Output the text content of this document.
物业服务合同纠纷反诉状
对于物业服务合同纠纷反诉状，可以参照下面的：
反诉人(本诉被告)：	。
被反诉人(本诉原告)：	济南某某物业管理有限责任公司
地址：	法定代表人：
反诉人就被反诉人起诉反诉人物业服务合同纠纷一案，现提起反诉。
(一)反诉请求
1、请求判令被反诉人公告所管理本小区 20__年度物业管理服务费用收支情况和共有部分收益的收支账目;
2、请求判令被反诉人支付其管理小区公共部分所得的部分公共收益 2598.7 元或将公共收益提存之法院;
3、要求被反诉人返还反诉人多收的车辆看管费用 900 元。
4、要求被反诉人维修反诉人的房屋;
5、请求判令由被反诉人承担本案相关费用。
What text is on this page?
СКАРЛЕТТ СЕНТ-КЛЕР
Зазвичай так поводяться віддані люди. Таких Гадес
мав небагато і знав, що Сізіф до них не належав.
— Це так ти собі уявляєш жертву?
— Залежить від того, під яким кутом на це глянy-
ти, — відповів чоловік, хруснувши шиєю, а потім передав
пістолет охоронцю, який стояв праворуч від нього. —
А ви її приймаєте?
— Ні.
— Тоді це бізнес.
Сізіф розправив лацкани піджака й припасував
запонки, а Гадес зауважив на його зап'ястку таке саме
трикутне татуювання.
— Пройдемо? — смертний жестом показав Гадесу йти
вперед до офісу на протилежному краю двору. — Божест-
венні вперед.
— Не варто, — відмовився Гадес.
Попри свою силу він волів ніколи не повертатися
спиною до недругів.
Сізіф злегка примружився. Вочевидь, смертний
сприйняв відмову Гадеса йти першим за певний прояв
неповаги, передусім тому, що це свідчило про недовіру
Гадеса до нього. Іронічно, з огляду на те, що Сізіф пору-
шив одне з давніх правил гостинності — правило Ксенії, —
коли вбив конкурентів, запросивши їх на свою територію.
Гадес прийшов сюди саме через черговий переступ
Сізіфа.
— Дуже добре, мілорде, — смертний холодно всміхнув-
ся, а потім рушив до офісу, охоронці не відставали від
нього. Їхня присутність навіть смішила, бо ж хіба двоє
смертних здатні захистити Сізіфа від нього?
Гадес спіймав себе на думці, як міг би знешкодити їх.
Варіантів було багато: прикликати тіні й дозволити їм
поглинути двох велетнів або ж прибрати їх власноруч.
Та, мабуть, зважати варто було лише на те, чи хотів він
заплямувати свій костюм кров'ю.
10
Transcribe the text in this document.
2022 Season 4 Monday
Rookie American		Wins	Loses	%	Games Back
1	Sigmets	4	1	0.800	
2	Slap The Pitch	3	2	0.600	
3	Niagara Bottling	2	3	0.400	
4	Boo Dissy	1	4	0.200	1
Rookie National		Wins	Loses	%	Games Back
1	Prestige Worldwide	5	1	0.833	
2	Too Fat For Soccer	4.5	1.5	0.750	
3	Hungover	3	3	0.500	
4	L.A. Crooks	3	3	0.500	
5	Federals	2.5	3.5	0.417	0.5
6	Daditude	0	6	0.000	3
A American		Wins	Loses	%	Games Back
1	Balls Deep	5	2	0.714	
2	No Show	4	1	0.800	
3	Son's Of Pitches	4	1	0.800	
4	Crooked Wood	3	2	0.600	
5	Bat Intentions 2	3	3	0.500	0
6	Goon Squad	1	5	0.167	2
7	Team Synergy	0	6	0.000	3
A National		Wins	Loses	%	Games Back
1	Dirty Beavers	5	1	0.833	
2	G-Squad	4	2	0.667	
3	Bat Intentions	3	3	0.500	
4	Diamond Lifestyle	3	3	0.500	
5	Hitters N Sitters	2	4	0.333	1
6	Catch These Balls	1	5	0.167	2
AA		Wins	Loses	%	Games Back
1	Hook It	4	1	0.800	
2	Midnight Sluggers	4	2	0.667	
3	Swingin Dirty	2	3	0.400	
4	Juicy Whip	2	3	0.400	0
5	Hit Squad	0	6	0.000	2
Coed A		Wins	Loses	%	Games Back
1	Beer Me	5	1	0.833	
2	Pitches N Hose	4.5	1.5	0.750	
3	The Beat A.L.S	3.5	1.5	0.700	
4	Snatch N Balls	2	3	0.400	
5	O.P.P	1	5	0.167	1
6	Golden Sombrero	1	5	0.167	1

———

## [Prompt]
Generate an exact reproduction of all entries.

## [Solved exercise]
Output the text content of this document.
物业服务合同纠纷反诉状
对于物业服务合同纠纷反诉状，可以参照下面的：
反诉人(本诉被告)：	。
被反诉人(本诉原告)：	济南某某物业管理有限责任公司
地址：	法定代表人：
反诉人就被反诉人起诉反诉人物业服务合同纠纷一案，现提起反诉。
(一)反诉请求
1、请求判令被反诉人公告所管理本小区 20__年度物业管理服务费用收支情况和共有部分收益的收支账目;
2、请求判令被反诉人支付其管理小区公共部分所得的部分公共收益 2598.7 元或将公共收益提存之法院;
3、要求被反诉人返还反诉人多收的车辆看管费用 900 元。
4、要求被反诉人维修反诉人的房屋;
5、请求判令由被反诉人承担本案相关费用。
What text is on this page?
СКАРЛЕТТ СЕНТ-КЛЕР
Зазвичай так поводяться віддані люди. Таких Гадес
мав небагато і знав, що Сізіф до них не належав.
— Це так ти собі уявляєш жертву?
— Залежить від того, під яким кутом на це глянy-
ти, — відповів чоловік, хруснувши шиєю, а потім передав
пістолет охоронцю, який стояв праворуч від нього. —
А ви її приймаєте?
— Ні.
— Тоді це бізнес.
Сізіф розправив лацкани піджака й припасував
запонки, а Гадес зауважив на його зап'ястку таке саме
трикутне татуювання.
— Пройдемо? — смертний жестом показав Гадесу йти
вперед до офісу на протилежному краю двору. — Божест-
венні вперед.
— Не варто, — відмовився Гадес.
Попри свою силу він волів ніколи не повертатися
спиною до недругів.
Сізіф злегка примружився. Вочевидь, смертний
сприйняв відмову Гадеса йти першим за певний прояв
неповаги, передусім тому, що це свідчило про недовіру
Гадеса до нього. Іронічно, з огляду на те, що Сізіф пору-
шив одне з давніх правил гостинності — правило Ксенії, —
коли вбив конкурентів, запросивши їх на свою територію.
Гадес прийшов сюди саме через черговий переступ
Сізіфа.
— Дуже добре, мілорде, — смертний холодно всміхнув-
ся, а потім рушив до офісу, охоронці не відставали від
нього. Їхня присутність навіть смішила, бо ж хіба двоє
смертних здатні захистити Сізіфа від нього?
Гадес спіймав себе на думці, як міг би знешкодити їх.
Варіантів було багато: прикликати тіні й дозволити їм
поглинути двох велетнів або ж прибрати їх власноруч.
Та, мабуть, зважати варто було лише на те, чи хотів він
заплямувати свій костюм кров'ю.
10
Transcribe the text in this document.
2022 Season 4 Monday
Rookie American		Wins	Loses	%	Games Back
1	Sigmets	4	1	0.800	
2	Slap The Pitch	3	2	0.600	
3	Niagara Bottling	2	3	0.400	
4	Boo Dissy	1	4	0.200	1
Rookie National		Wins	Loses	%	Games Back
1	Prestige Worldwide	5	1	0.833	
2	Too Fat For Soccer	4.5	1.5	0.750	
3	Hungover	3	3	0.500	
4	L.A. Crooks	3	3	0.500	
5	Federals	2.5	3.5	0.417	0.5
6	Daditude	0	6	0.000	3
A American		Wins	Loses	%	Games Back
1	Balls Deep	5	2	0.714	
2	No Show	4	1	0.800	
3	Son's Of Pitches	4	1	0.800	
4	Crooked Wood	3	2	0.600	
5	Bat Intentions 2	3	3	0.500	0
6	Goon Squad	1	5	0.167	2
7	Team Synergy	0	6	0.000	3
A National		Wins	Loses	%	Games Back
1	Dirty Beavers	5	1	0.833	
2	G-Squad	4	2	0.667	
3	Bat Intentions	3	3	0.500	
4	Diamond Lifestyle	3	3	0.500	
5	Hitters N Sitters	2	4	0.333	1
6	Catch These Balls	1	5	0.167	2
AA		Wins	Loses	%	Games Back
1	Hook It	4	1	0.800	
2	Midnight Sluggers	4	2	0.667	
3	Swingin Dirty	2	3	0.400	
4	Juicy Whip	2	3	0.400	0
5	Hit Squad	0	6	0.000	2
Coed A		Wins	Loses	%	Games Back
1	Beer Me	5	1	0.833	
2	Pitches N Hose	4.5	1.5	0.750	
3	The Beat A.L.S	3.5	1.5	0.700	
4	Snatch N Balls	2	3	0.400	
5	O.P.P	1	5	0.167	1
6	Golden Sombrero	1	5	0.167	1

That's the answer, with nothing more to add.